▶ [DIRECTIONS] Count the lines below that contain "cherries". Give only the number.

-- begin PROVIDED MATERIAL --

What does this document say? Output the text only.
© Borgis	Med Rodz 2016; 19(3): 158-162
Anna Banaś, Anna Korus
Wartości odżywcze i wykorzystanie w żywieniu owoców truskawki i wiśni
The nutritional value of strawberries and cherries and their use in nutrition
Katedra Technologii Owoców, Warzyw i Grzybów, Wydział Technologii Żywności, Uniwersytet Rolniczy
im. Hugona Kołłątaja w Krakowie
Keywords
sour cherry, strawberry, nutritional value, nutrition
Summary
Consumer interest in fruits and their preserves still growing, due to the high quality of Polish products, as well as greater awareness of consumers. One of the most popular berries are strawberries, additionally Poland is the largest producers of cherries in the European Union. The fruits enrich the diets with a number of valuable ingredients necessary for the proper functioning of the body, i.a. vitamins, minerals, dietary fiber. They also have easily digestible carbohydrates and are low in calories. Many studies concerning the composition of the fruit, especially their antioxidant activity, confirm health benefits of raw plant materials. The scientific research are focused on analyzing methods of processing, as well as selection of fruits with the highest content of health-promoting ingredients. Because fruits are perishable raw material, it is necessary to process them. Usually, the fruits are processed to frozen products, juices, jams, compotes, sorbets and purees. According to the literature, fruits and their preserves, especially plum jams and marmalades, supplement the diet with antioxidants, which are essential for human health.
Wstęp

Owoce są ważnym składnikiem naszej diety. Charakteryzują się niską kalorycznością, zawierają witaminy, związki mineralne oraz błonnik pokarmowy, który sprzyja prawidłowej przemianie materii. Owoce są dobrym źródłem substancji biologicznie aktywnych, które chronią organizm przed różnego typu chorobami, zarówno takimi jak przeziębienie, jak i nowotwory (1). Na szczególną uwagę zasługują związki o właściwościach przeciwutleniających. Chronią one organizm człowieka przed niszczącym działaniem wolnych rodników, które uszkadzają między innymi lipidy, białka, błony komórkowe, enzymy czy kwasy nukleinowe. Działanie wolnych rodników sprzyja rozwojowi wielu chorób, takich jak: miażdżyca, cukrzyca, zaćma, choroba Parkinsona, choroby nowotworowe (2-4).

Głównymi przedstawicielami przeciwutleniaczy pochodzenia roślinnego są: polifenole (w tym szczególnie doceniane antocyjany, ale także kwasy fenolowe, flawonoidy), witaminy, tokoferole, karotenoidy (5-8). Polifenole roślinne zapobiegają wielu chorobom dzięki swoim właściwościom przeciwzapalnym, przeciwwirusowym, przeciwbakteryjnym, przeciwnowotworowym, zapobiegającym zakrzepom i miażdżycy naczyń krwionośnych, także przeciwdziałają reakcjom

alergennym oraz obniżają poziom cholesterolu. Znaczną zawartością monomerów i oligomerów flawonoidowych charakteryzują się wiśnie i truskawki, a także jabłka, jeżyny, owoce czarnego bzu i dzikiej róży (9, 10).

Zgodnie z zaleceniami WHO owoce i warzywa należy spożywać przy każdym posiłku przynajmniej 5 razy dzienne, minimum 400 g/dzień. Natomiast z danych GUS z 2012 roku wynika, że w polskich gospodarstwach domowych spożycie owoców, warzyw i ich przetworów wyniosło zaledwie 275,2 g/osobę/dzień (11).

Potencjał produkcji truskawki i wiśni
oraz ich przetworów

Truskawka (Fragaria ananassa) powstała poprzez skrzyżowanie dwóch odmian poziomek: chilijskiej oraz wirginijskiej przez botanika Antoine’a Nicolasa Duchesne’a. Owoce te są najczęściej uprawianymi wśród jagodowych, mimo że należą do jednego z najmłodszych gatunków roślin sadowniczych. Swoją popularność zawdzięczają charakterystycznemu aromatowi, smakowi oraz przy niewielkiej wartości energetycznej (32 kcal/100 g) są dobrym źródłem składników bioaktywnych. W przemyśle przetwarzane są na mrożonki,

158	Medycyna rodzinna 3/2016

-- end PROVIDED MATERIAL --

▶ [SOLVED EXERCISE] 2